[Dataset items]
==================================================

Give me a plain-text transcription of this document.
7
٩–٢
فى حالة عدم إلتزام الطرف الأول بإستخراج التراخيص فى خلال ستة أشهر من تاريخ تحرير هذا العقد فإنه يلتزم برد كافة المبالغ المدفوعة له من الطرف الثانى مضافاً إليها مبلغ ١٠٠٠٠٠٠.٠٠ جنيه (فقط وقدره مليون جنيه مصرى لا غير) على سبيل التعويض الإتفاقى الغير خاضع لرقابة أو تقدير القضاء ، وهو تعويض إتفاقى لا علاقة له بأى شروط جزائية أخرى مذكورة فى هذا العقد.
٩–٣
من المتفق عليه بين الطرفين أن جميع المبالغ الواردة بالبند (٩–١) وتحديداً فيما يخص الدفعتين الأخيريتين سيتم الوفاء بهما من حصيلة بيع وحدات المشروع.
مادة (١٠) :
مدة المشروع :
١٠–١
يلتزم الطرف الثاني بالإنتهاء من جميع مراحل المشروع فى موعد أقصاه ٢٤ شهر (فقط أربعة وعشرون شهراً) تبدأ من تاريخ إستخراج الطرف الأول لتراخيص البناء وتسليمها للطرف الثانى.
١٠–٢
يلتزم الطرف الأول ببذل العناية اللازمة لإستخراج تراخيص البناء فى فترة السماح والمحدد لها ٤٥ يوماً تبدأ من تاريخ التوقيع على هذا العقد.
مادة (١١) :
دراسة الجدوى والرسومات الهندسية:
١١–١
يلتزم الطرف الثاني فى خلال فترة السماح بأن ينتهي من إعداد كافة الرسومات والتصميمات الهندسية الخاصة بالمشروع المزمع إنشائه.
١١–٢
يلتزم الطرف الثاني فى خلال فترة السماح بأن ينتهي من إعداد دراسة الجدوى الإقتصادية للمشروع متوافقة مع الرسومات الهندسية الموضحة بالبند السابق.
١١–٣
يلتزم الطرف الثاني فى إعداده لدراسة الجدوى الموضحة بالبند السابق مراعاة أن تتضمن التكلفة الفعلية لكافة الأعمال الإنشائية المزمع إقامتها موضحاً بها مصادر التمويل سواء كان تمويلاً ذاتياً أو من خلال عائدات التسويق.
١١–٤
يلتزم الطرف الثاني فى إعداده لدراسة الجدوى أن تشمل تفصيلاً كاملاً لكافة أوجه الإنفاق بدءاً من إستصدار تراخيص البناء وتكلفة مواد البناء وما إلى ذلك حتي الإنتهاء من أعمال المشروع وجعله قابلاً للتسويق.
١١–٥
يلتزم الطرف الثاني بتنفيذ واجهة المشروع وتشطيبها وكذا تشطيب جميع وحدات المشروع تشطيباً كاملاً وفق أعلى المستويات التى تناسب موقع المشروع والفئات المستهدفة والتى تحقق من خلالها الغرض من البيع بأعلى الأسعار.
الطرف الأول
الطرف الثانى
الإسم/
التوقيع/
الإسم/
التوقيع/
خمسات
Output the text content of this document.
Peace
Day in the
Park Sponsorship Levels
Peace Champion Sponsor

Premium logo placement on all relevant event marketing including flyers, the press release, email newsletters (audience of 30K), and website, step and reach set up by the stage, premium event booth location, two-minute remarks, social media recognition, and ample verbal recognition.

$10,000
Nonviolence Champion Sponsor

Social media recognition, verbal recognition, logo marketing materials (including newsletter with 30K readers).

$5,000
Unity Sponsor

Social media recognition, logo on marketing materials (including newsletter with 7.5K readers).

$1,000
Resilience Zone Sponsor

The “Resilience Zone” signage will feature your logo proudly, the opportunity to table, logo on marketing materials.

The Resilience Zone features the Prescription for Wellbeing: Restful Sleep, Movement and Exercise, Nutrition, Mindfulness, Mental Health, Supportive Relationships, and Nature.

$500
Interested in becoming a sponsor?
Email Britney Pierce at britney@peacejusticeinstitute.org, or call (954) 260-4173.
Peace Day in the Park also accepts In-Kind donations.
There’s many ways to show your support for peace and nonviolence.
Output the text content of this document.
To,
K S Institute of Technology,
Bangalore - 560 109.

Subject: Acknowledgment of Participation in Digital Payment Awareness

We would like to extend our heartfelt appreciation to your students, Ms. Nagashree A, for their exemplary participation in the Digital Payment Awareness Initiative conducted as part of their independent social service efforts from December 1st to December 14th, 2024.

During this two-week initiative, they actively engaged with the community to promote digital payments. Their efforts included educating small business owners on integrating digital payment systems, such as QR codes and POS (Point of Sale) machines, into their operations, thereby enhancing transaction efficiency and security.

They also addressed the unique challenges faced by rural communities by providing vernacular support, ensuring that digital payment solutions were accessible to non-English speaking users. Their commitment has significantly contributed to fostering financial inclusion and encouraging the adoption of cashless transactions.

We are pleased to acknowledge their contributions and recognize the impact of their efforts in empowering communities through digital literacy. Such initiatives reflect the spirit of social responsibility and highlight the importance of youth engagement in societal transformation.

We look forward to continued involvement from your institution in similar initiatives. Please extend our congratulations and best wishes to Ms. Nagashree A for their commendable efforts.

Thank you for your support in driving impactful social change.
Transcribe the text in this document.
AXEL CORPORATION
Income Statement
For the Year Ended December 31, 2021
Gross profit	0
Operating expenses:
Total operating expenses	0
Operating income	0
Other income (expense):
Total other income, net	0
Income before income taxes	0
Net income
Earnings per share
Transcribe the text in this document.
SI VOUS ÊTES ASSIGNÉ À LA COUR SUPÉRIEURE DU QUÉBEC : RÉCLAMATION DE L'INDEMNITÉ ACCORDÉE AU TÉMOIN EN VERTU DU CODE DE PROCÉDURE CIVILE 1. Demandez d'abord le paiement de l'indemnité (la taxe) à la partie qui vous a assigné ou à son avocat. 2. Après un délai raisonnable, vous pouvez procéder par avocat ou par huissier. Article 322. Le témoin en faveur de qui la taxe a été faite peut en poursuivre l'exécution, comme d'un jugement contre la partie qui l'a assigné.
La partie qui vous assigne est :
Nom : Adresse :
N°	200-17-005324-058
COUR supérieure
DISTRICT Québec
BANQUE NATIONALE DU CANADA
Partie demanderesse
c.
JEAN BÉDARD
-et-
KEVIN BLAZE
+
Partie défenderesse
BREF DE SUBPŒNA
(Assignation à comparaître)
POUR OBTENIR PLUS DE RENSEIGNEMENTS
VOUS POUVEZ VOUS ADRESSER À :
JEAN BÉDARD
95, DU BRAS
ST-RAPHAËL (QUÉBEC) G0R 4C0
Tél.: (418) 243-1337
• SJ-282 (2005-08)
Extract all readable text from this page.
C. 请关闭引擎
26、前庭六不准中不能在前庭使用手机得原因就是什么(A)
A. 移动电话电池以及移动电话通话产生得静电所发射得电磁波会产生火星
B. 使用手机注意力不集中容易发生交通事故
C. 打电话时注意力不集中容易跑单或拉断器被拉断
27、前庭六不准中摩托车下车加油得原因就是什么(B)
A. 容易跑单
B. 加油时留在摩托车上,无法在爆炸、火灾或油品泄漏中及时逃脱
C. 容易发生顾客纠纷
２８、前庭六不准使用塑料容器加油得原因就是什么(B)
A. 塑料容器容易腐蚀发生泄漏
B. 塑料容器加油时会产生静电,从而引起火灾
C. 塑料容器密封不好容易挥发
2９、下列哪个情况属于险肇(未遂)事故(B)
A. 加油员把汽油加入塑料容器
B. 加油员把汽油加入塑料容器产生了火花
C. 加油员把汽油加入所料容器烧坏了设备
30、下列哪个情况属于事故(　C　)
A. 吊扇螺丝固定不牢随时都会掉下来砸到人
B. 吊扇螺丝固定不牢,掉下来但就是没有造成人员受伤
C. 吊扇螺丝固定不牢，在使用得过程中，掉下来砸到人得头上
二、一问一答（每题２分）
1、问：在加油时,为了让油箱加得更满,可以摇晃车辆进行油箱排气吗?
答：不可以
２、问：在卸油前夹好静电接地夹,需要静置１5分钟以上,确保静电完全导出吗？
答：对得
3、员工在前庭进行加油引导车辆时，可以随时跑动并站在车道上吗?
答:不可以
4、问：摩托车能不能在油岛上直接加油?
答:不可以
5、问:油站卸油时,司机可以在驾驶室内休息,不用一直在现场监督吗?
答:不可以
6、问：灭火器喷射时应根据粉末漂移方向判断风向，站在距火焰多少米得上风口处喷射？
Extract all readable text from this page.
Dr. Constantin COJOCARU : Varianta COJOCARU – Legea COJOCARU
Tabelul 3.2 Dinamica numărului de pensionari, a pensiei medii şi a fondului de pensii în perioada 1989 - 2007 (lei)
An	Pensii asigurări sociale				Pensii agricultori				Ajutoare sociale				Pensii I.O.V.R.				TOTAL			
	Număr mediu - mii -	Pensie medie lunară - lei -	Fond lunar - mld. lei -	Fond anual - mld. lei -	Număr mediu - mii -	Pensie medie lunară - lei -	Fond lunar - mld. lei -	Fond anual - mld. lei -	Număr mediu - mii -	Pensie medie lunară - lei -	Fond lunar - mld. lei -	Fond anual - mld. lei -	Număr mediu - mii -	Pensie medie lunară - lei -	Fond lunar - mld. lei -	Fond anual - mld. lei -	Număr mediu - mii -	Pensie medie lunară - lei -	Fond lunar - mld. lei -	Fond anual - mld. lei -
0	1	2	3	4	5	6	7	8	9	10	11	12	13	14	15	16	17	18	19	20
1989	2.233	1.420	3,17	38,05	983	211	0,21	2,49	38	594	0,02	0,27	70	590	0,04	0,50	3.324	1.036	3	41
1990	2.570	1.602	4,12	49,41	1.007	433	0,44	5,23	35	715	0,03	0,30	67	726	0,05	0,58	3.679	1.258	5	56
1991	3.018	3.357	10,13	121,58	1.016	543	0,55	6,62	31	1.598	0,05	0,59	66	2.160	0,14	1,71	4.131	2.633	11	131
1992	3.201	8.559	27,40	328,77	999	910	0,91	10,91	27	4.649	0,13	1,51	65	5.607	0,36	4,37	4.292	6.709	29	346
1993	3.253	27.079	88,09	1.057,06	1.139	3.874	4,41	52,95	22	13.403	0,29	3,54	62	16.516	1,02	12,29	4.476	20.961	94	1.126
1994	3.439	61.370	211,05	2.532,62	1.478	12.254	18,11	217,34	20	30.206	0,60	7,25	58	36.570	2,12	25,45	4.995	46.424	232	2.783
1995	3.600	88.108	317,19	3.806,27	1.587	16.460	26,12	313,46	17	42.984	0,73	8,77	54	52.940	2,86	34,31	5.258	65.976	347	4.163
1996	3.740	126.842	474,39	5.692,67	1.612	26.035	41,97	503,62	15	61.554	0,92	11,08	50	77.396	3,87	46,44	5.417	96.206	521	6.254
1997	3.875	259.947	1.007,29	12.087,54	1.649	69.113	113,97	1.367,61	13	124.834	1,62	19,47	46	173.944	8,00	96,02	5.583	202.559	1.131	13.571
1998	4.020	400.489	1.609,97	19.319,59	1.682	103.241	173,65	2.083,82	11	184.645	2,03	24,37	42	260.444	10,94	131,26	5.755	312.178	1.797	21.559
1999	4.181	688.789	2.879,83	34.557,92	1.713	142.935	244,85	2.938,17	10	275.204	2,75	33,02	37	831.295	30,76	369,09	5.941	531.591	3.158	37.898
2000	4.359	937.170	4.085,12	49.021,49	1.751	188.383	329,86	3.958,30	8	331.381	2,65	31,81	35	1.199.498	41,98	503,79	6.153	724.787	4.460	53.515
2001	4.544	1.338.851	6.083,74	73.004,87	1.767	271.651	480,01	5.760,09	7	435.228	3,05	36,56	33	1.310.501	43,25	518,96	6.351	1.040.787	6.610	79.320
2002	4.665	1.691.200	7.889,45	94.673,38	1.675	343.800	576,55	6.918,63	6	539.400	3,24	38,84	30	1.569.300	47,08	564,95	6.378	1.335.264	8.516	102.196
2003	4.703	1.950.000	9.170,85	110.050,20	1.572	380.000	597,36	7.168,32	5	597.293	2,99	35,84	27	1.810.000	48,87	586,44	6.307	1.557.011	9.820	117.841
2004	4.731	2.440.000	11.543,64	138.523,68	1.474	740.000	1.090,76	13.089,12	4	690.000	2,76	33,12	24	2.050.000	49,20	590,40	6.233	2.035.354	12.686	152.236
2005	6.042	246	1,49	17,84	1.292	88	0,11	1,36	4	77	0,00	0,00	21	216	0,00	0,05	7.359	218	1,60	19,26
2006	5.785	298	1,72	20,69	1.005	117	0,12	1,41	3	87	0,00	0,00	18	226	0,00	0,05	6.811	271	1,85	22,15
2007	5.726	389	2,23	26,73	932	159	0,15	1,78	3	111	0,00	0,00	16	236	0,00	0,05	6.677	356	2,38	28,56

==================================================

• _TASK PROMPT_: In the entries above, locate every line with the word "Nagashree" and copy it.

• _COMPLETE OUTPUT_:
We would like to extend our heartfelt appreciation to your students, Ms. Nagashree A, for their exemplary participation in the Digital Payment Awareness Initiative conducted as part of their independent social service efforts from December 1st to December 14th, 2024.
We look forward to continued involvement from your institution in similar initiatives. Please extend our congratulations and best wishes to Ms. Nagashree A for their commendable efforts.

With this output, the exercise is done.